▸ EXERCISE BRIEF
Search the material for "Calibration" and show all lines that contain it.

▸ RECORD EXTRACTS
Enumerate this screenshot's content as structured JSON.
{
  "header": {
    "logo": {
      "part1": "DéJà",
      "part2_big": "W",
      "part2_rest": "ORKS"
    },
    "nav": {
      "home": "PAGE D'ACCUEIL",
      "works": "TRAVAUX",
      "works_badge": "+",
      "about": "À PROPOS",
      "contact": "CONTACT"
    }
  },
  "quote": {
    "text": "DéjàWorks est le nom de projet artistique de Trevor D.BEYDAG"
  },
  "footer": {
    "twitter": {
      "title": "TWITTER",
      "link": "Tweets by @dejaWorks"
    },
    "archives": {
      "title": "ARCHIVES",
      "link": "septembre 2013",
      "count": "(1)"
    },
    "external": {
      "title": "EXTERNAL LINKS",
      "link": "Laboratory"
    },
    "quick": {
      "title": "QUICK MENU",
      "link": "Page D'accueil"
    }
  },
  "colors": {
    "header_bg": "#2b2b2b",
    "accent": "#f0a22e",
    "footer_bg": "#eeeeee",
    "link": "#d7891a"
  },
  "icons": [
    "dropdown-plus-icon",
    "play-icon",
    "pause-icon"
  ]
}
---
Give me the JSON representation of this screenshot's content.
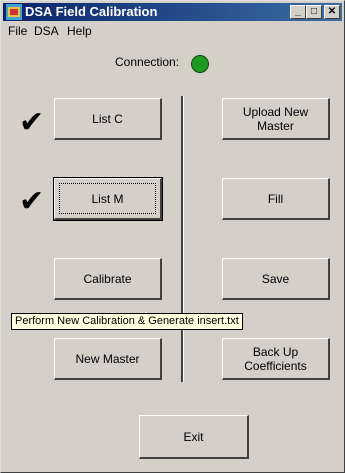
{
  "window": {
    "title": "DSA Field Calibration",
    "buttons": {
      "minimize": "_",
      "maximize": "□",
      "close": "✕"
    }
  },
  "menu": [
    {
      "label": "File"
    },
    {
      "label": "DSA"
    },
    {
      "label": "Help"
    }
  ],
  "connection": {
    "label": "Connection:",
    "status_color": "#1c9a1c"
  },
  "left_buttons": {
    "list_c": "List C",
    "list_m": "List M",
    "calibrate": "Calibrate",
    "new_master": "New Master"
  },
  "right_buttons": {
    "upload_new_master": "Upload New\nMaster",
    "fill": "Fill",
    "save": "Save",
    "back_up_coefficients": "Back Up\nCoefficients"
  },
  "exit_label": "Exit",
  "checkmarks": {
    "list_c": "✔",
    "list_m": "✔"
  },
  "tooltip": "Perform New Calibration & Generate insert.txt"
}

▸ FINAL RESULT
    "title": "DSA Field Calibration",
  "tooltip": "Perform New Calibration & Generate insert.txt"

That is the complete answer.